__What the exercise asks__.
Determine how many lines of the records include "Assorted", and answer with the number alone.

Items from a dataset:
=====
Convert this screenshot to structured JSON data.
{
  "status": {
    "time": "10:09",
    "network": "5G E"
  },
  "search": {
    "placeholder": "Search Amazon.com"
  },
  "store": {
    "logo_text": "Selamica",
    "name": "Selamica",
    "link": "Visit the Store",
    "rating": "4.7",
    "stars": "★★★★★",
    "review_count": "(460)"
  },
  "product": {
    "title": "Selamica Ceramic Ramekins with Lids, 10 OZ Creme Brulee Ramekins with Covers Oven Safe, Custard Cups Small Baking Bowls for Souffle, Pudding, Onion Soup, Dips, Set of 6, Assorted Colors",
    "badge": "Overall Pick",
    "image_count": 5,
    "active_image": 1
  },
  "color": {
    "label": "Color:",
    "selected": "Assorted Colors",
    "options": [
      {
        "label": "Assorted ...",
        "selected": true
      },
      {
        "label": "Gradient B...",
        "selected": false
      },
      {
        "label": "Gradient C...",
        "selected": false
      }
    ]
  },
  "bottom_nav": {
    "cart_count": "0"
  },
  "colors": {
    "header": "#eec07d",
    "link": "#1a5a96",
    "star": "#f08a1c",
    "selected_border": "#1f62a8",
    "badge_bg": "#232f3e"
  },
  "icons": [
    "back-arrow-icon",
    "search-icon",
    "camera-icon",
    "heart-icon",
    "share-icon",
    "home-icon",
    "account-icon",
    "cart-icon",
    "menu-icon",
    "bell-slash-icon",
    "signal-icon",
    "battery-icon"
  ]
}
=====
__Task output__.
3